OBJECTIVE:
Return the count of lines with the string "xlabel" in them, and nothing else.

Dataset listings of figures:

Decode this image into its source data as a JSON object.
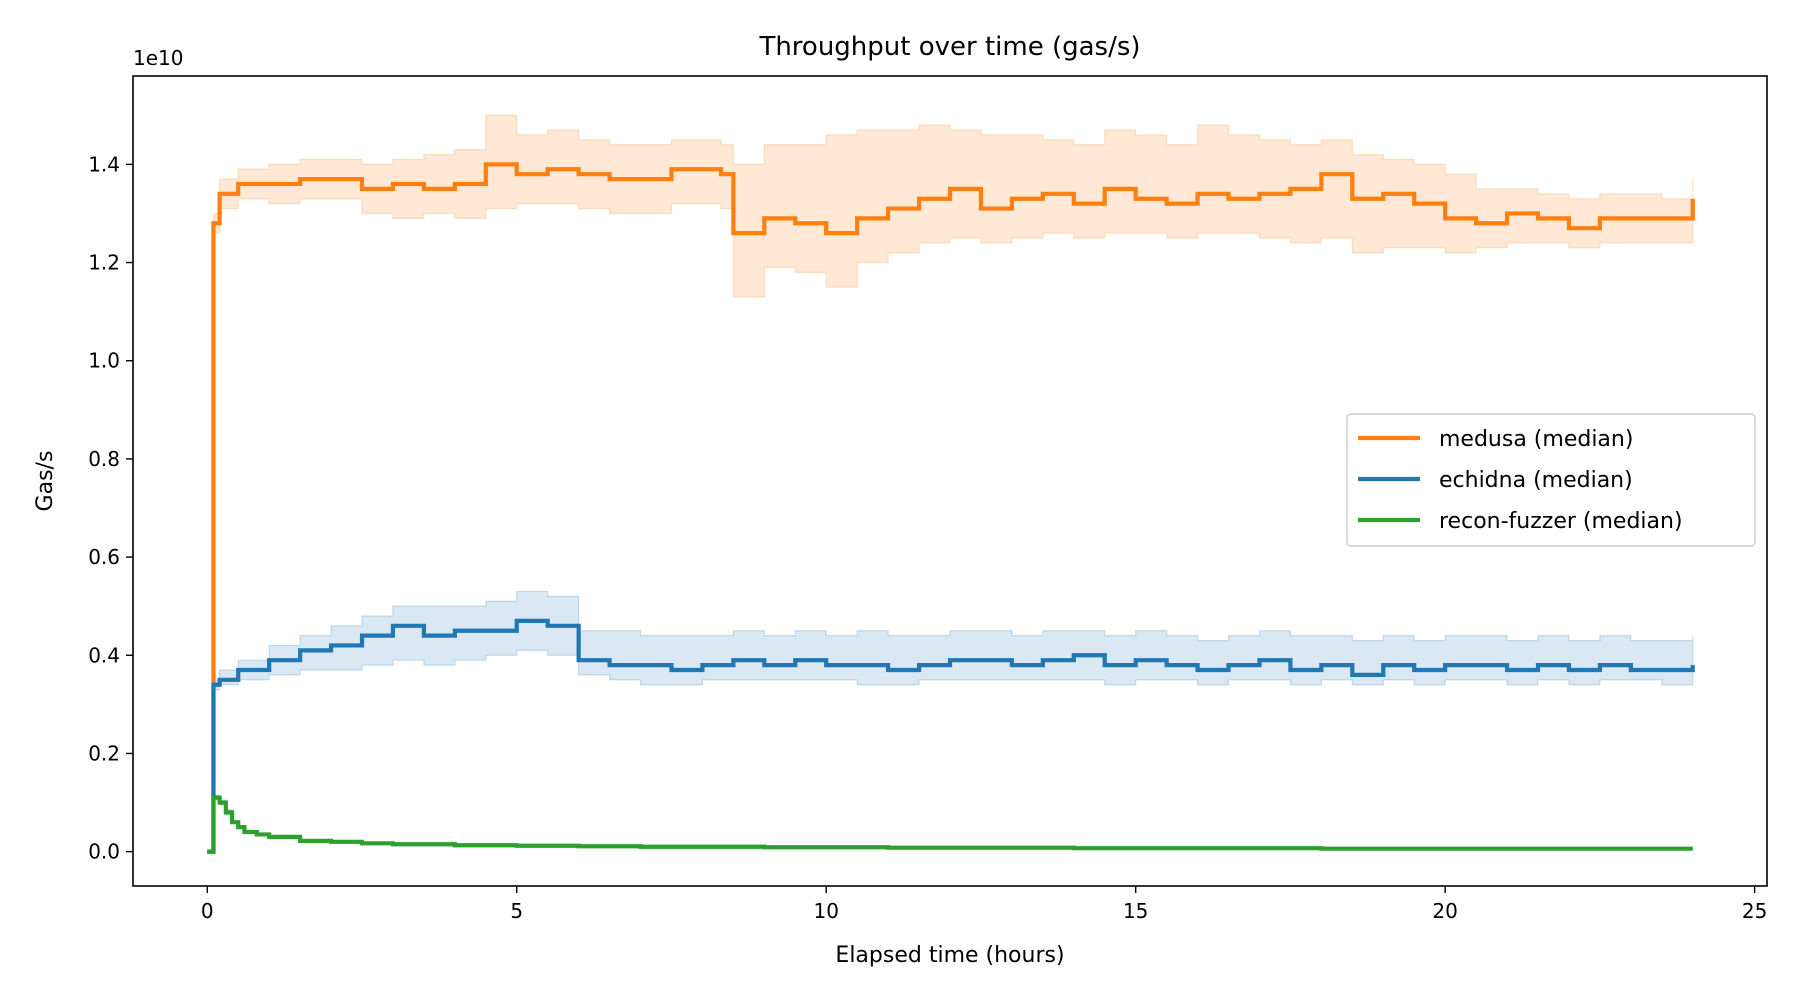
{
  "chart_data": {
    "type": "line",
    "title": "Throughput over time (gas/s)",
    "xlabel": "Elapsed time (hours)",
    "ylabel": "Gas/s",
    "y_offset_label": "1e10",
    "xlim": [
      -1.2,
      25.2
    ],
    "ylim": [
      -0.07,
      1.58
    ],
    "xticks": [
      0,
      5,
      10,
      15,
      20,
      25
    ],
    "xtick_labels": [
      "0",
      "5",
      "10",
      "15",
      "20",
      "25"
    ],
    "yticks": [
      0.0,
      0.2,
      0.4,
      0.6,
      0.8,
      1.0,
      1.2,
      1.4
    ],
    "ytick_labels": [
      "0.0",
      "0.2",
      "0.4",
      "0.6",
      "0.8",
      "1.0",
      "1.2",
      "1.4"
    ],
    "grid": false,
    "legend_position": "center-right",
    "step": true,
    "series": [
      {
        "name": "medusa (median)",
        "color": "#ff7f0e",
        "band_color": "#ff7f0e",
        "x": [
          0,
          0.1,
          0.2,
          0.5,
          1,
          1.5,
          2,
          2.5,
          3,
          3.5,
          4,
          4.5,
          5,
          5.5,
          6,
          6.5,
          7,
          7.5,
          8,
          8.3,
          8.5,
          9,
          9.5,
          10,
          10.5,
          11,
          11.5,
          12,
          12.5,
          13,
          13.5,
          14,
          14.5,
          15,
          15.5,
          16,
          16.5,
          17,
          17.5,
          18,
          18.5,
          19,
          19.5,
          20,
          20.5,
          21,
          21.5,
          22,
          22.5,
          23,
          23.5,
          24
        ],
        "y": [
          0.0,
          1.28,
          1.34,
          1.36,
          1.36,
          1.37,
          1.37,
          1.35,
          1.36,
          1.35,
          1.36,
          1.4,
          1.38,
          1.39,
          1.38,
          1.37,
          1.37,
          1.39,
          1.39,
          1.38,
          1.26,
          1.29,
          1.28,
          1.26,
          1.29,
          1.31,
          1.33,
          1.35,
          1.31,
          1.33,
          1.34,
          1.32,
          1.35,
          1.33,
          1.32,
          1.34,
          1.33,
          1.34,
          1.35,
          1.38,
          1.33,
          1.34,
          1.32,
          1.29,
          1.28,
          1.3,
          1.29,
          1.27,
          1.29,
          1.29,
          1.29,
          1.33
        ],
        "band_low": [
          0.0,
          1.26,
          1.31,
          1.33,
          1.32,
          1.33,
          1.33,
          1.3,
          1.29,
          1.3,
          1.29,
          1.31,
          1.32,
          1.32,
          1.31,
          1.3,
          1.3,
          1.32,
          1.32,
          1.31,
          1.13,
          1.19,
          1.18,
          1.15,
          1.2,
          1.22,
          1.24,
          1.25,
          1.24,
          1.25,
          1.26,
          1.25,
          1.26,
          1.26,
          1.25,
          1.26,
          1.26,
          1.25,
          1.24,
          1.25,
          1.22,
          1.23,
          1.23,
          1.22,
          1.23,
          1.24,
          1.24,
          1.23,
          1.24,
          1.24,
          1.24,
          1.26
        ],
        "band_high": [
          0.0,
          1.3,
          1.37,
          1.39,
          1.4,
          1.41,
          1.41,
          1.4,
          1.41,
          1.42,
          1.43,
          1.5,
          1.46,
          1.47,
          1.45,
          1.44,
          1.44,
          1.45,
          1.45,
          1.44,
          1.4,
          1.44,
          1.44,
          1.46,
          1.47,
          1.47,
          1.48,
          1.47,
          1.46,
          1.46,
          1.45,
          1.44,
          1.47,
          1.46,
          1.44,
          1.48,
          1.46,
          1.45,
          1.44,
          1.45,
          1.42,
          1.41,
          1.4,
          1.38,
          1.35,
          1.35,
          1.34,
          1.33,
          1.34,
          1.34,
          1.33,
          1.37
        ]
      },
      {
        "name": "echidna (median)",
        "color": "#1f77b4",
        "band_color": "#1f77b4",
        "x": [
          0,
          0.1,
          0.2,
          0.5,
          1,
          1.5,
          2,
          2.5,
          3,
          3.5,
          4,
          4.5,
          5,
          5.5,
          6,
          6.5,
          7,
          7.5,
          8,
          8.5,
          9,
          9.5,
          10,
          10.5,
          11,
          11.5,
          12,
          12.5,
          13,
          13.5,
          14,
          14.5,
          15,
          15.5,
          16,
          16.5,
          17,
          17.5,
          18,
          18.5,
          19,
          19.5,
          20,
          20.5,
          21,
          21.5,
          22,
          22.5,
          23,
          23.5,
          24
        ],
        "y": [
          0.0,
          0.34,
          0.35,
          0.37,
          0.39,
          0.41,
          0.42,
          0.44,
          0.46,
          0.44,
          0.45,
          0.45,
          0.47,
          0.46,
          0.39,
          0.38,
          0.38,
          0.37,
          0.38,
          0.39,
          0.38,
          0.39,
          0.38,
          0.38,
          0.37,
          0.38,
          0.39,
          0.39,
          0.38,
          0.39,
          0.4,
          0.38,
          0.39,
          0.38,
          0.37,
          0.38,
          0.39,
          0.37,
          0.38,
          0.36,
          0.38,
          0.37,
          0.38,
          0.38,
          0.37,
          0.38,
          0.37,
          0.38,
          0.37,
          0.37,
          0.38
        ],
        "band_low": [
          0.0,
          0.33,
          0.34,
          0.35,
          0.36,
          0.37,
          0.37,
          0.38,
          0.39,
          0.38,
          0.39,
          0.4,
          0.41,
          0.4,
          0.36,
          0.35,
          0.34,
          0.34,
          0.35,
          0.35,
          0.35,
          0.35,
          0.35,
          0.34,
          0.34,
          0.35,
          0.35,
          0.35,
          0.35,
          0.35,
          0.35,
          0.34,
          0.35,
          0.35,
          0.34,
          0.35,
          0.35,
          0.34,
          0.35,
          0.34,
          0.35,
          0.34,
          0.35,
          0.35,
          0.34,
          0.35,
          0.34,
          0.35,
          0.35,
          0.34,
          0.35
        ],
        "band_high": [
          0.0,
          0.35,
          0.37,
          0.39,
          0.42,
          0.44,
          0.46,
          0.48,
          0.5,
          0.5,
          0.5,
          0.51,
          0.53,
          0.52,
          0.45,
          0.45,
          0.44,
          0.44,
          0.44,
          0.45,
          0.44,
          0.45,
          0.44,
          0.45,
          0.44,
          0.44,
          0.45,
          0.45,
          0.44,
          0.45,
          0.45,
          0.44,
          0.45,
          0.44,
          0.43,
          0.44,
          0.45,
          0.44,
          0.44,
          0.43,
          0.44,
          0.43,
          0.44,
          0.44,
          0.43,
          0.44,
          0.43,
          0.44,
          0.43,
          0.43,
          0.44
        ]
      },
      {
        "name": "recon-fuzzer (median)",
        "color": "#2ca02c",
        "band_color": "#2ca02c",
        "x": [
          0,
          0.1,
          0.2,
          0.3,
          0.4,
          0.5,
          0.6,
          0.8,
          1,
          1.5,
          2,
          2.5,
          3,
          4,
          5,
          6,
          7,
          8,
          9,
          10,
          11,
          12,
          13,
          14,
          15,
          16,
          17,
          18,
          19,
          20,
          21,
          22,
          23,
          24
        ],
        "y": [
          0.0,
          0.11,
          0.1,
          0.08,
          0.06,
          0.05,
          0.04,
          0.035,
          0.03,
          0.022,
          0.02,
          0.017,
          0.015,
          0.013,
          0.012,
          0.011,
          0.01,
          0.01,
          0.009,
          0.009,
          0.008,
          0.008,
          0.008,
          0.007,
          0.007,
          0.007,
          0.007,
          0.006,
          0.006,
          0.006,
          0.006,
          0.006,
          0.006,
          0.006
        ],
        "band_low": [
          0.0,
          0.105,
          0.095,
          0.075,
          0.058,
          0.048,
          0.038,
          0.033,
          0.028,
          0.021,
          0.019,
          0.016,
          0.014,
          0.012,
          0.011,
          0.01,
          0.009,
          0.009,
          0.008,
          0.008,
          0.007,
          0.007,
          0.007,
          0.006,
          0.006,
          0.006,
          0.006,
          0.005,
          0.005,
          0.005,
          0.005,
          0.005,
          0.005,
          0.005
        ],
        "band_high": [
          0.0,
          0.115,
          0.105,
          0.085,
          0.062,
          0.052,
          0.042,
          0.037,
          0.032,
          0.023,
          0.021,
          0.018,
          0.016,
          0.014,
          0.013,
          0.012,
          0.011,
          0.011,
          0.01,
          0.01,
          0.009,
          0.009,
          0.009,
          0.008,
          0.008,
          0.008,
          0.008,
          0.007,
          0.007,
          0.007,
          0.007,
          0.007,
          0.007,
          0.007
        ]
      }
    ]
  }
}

...

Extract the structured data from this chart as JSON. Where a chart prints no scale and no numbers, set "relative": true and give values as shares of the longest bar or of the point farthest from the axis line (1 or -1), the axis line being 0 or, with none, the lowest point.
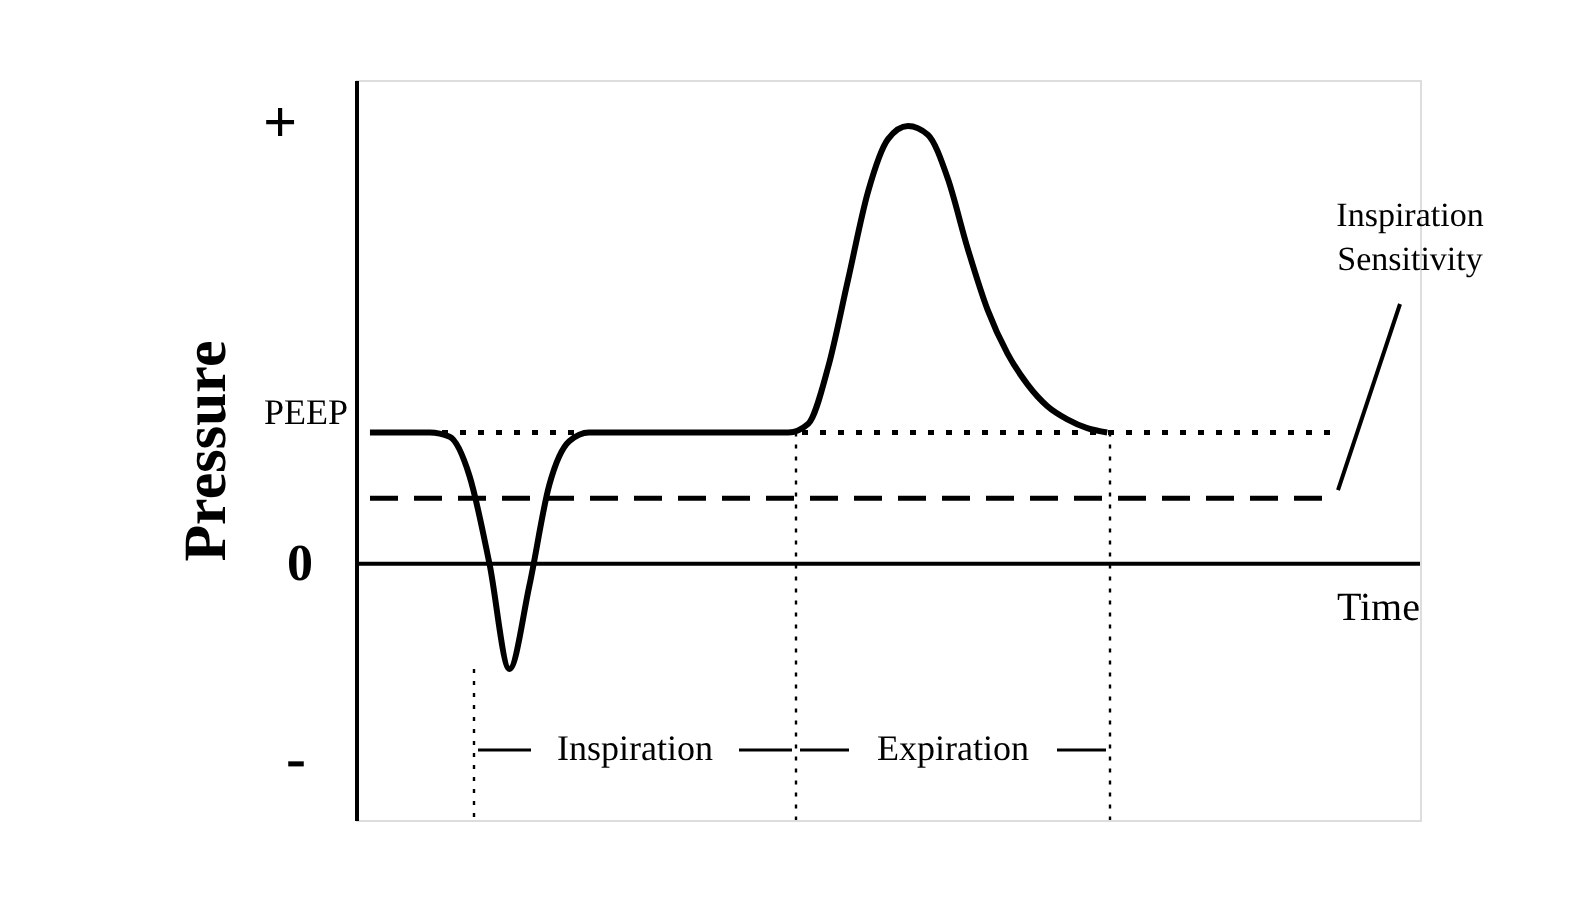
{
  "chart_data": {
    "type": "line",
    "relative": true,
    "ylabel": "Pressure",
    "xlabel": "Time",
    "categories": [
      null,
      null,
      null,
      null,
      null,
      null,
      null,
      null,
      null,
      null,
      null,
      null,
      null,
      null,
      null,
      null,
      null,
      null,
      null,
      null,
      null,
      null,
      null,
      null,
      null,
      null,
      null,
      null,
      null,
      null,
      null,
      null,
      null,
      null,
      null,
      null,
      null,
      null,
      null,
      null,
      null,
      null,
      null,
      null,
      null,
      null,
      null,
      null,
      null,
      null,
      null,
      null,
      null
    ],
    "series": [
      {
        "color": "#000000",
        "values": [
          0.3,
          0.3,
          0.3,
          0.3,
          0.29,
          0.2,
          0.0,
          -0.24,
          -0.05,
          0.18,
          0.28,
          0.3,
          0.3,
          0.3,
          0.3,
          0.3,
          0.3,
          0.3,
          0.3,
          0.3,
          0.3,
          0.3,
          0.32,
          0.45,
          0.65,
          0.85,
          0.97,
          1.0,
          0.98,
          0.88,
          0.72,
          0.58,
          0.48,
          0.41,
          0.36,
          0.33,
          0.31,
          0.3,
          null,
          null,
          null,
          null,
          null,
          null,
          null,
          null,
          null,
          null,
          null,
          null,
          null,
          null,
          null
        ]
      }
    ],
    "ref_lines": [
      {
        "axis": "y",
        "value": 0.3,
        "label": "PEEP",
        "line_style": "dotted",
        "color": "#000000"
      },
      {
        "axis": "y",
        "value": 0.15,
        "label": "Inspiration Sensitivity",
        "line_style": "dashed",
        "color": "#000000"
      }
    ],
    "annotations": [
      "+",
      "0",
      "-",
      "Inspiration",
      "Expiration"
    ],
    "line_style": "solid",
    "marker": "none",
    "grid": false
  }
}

PROBLEM SOLUTION:
2